**Description of the task**
What follows is a listing; restate every line of it word for word.

** begin Task input **

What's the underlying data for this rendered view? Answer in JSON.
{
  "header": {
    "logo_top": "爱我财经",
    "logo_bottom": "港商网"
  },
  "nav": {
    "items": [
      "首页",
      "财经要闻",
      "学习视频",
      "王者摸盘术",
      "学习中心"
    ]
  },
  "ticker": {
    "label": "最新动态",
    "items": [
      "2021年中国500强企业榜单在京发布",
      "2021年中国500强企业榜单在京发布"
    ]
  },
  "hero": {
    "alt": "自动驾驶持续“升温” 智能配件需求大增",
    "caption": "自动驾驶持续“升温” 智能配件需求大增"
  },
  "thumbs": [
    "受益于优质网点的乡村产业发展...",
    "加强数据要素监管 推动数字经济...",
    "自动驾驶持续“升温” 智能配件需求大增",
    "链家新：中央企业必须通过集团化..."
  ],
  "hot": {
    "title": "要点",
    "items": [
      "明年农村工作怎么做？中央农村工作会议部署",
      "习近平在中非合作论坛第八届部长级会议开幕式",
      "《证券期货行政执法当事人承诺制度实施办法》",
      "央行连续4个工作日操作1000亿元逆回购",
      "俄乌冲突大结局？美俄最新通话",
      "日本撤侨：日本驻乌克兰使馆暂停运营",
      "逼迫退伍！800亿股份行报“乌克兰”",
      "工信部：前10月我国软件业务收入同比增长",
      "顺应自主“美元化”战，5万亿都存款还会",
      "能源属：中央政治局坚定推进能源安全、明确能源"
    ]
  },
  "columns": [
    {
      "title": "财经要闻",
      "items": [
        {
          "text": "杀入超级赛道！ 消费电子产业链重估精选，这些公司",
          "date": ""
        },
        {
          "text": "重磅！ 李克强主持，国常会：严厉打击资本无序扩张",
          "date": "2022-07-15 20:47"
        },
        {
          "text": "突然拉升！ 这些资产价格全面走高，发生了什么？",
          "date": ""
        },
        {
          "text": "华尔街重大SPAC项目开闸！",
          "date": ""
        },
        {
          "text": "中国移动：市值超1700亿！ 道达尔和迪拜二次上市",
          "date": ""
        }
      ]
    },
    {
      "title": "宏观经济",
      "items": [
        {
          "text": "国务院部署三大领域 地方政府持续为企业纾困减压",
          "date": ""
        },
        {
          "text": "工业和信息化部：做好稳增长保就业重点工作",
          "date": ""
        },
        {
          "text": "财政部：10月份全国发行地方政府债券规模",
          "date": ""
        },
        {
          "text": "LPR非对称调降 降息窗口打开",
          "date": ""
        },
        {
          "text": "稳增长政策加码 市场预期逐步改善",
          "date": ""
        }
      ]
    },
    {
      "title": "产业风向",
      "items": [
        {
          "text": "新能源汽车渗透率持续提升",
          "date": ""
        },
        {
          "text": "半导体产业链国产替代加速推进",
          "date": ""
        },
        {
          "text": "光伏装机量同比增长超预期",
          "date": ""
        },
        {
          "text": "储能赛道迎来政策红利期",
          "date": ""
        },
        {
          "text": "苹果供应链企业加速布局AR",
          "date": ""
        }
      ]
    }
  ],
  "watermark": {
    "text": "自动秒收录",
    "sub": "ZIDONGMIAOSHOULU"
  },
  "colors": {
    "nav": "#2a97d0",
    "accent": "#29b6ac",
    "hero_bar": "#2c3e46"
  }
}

** end Task input **

**Complete response**
What's the underlying data for this rendered view? Answer in JSON.
{
  "header": {
    "logo_top": "爱我财经",
    "logo_bottom": "港商网"
  },
  "nav": {
    "items": [
      "首页",
      "财经要闻",
      "学习视频",
      "王者摸盘术",
      "学习中心"
    ]
  },
  "ticker": {
    "label": "最新动态",
    "items": [
      "2021年中国500强企业榜单在京发布",
      "2021年中国500强企业榜单在京发布"
    ]
  },
  "hero": {
    "alt": "自动驾驶持续“升温” 智能配件需求大增",
    "caption": "自动驾驶持续“升温” 智能配件需求大增"
  },
  "thumbs": [
    "受益于优质网点的乡村产业发展...",
    "加强数据要素监管 推动数字经济...",
    "自动驾驶持续“升温” 智能配件需求大增",
    "链家新：中央企业必须通过集团化..."
  ],
  "hot": {
    "title": "要点",
    "items": [
      "明年农村工作怎么做？中央农村工作会议部署",
      "习近平在中非合作论坛第八届部长级会议开幕式",
      "《证券期货行政执法当事人承诺制度实施办法》",
      "央行连续4个工作日操作1000亿元逆回购",
      "俄乌冲突大结局？美俄最新通话",
      "日本撤侨：日本驻乌克兰使馆暂停运营",
      "逼迫退伍！800亿股份行报“乌克兰”",
      "工信部：前10月我国软件业务收入同比增长",
      "顺应自主“美元化”战，5万亿都存款还会",
      "能源属：中央政治局坚定推进能源安全、明确能源"
    ]
  },
  "columns": [
    {
      "title": "财经要闻",
      "items": [
        {
          "text": "杀入超级赛道！ 消费电子产业链重估精选，这些公司",
          "date": ""
        },
        {
          "text": "重磅！ 李克强主持，国常会：严厉打击资本无序扩张",
          "date": "2022-07-15 20:47"
        },
        {
          "text": "突然拉升！ 这些资产价格全面走高，发生了什么？",
          "date": ""
        },
        {
          "text": "华尔街重大SPAC项目开闸！",
          "date": ""
        },
        {
          "text": "中国移动：市值超1700亿！ 道达尔和迪拜二次上市",
          "date": ""
        }
      ]
    },
    {
      "title": "宏观经济",
      "items": [
        {
          "text": "国务院部署三大领域 地方政府持续为企业纾困减压",
          "date": ""
        },
        {
          "text": "工业和信息化部：做好稳增长保就业重点工作",
          "date": ""
        },
        {
          "text": "财政部：10月份全国发行地方政府债券规模",
          "date": ""
        },
        {
          "text": "LPR非对称调降 降息窗口打开",
          "date": ""
        },
        {
          "text": "稳增长政策加码 市场预期逐步改善",
          "date": ""
        }
      ]
    },
    {
      "title": "产业风向",
      "items": [
        {
          "text": "新能源汽车渗透率持续提升",
          "date": ""
        },
        {
          "text": "半导体产业链国产替代加速推进",
          "date": ""
        },
        {
          "text": "光伏装机量同比增长超预期",
          "date": ""
        },
        {
          "text": "储能赛道迎来政策红利期",
          "date": ""
        },
        {
          "text": "苹果供应链企业加速布局AR",
          "date": ""
        }
      ]
    }
  ],
  "watermark": {
    "text": "自动秒收录",
    "sub": "ZIDONGMIAOSHOULU"
  },
  "colors": {
    "nav": "#2a97d0",
    "accent": "#29b6ac",
    "hero_bar": "#2c3e46"
  }
}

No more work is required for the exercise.